◆ Work instructions
1. In the text on dataflow architecture, recast the paragraph that begins "Although no commercially successful" as a short bulleted list that keeps its main facts.
2. Answer these questions from the text on dataflow architecture:
(a) In concept, what do dataflow architectures have none of?
(b) Who pioneered the field of static dataflow architectures?
(c) Which two major projects worked on dynamic dataflow?
3. Carry on the text on dataflow architecture, starting right after its last sentence.

◆ Quoted text
-=-=-

Dataflow architecture

Last updated April 25, 2024

Dataflow architecture is a dataflow-based computer architecture that directly contrasts the traditional von Neumann architecture or control flow architecture. Dataflow architectures have no program counter, in concept: the executability and execution of instructions is solely determined based on the availability of input arguments to the instructions,^[1] so that the order of instruction execution may be hard to predict.

Although no commercially successful general-purpose computer hardware has used a dataflow architecture, it has been successfully implemented in specialized hardware such as in digital signal processing, network routing, graphics processing, telemetry, and more recently in data warehousing, and artificial intelligence (as: polymorphic dataflow^[2] Convolution Engine,^[3] structure-driven,^[4] dataflow scheduling ^[5]). It is also very relevant in many software architectures today including database engine designs and parallel computing frameworks.^{[ citation needed ]}

Synchronous dataflow architectures tune to match the workload presented by real-time data path applications such as wire speed packet forwarding. Dataflow architectures that are deterministic in nature enable programmers to manage complex tasks such as processor load balancing, synchronization and accesses to common resources.^[6]

Meanwhile, there is a clash of terminology, since the term dataflow is used for a subarea of parallel programming: for dataflow programming.

History

Hardware architectures for dataflow was a major topic in computer architecture research in the 1970s and early 1980s. Jack Dennis of MIT pioneered the field of static dataflow architectures while the Manchester Dataflow Machine^[7] and MIT Tagged Token architecture were major projects in dynamic dataflow.

The research, however, never overcame the problems related to:

Efficiently broadcasting data tokens in a massively parallel system.
Efficiently dispatching instruction tokens in a massively parallel system.
Building content-addressable memory (CAM) large enough to hold all of the dependencies of a real program.

Instructions and their data dependencies proved to be too fine-grained to be effectively distributed in a large network. That is, the time for the instructions and tagged results to travel through a large connection network was longer than the time to do many computations.

-=-=-

◆ Dataset content
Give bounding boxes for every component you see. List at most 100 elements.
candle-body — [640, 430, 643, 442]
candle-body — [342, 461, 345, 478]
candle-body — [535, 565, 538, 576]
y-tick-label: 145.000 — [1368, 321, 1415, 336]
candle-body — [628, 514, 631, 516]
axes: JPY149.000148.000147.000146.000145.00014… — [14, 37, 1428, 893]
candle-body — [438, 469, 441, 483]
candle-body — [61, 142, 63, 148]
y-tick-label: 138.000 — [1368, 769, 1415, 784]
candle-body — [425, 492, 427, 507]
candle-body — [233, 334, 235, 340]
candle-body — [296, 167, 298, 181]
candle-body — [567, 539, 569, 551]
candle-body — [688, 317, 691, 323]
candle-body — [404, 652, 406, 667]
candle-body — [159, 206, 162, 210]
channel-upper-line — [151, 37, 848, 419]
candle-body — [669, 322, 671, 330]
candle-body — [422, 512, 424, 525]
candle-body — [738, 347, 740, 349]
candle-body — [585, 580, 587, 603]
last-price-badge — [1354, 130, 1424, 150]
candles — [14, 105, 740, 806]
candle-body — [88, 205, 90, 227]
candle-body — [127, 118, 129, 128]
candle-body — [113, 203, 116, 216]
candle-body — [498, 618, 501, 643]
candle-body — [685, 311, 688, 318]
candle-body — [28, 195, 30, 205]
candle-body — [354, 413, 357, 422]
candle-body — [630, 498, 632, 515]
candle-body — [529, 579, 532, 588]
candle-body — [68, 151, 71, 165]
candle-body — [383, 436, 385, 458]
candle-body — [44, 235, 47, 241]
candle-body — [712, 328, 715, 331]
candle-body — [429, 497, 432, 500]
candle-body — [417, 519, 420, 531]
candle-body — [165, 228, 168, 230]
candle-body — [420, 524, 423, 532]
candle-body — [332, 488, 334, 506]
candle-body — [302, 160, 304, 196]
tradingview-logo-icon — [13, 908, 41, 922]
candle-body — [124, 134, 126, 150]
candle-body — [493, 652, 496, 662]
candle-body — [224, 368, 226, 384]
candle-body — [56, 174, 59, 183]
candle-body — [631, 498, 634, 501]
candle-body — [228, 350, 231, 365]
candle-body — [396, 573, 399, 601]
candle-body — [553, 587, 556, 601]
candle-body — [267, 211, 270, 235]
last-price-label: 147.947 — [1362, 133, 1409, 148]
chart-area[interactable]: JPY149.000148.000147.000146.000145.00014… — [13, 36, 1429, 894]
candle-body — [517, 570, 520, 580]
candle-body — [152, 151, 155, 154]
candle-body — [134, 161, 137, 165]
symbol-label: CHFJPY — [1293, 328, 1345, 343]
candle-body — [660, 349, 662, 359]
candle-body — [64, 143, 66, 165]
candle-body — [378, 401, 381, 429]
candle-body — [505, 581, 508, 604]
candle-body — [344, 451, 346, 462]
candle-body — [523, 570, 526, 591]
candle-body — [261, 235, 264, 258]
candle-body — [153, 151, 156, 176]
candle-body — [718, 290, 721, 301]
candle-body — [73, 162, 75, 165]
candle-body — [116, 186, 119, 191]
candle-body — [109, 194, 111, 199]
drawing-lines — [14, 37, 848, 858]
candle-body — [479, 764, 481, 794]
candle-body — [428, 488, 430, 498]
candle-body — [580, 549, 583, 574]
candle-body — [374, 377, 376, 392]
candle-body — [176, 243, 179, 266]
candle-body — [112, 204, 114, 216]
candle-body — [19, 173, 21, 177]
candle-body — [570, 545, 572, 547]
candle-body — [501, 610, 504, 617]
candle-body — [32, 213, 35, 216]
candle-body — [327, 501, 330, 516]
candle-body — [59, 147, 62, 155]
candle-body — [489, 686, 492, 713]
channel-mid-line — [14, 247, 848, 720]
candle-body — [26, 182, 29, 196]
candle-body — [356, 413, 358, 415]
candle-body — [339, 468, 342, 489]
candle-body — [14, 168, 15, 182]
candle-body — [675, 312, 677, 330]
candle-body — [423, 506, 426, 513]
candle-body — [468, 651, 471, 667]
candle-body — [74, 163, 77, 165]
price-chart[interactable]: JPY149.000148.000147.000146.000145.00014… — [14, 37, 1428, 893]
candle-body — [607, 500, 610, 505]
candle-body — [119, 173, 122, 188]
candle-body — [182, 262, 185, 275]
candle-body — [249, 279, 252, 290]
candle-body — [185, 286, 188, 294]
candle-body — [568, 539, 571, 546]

-=-=-

◆ Task responses
1.
- No commercially successful general-purpose computer hardware has used a dataflow architecture.
- It has been used successfully in specialized hardware:
  - digital signal processing
  - network routing
  - graphics processing
  - telemetry
  - more recently, data warehousing and artificial intelligence (polymorphic dataflow, Convolution Engine, structure-driven, dataflow scheduling)
- It is also very relevant in many software architectures today, including database engine designs and parallel computing frameworks.

2.
(a) A program counter.
(b) Jack Dennis of MIT.
(c) The Manchester Dataflow Machine and the MIT Tagged Token architecture.

3.
Nonetheless, out-of-order execution (OOE) has become the dominant computing paradigm since the 1990s. It is a form of restricted dataflow. This paradigm introduced the idea of an execution window. The execution window follows the sequential order of the von Neumann architecture, however within the window, instructions are allowed to be completed in data dependency order. This is accomplished in CPUs that dynamically tag the data dependencies of the code in the execution window. The logical complexity of dynamically keeping track of the data dependencies, restricts OOE CPUs to a small number of execution units (2-6) and limits the execution window sizes to the range of 32 to 200 instructions, much smaller than envisioned for full dataflow machines.^{[ citation needed ]}

Dataflow architecture topics

Static and dynamic dataflow machines

Designs that use conventional memory addresses as data dependency tags are called static dataflow machines. These machines did not allow multiple instances of the same routines to be executed simultaneously because the simple tags could not differentiate between them.

Designs that use content-addressable memory (CAM) are called dynamic dataflow machines. They use tags in memory to facilitate parallelism.

Compiler

Normally, in the control flow architecture, compilers analyze program source code for data dependencies between instructions in order to better organize the instruction sequences in the binary output files. The instructions are organized sequentially but the dependency information itself is not recorded in the binaries. Binaries compiled for a dataflow machine contain this dependency information.

A dataflow compiler records these dependencies by creating unique tags for each dependency instead of using variable names. By giving each dependency a unique tag, it allows the non-dependent code segments in the binary to be executed out of order and in parallel. Compiler detects the loops, break statements and various programming control syntax for data flow.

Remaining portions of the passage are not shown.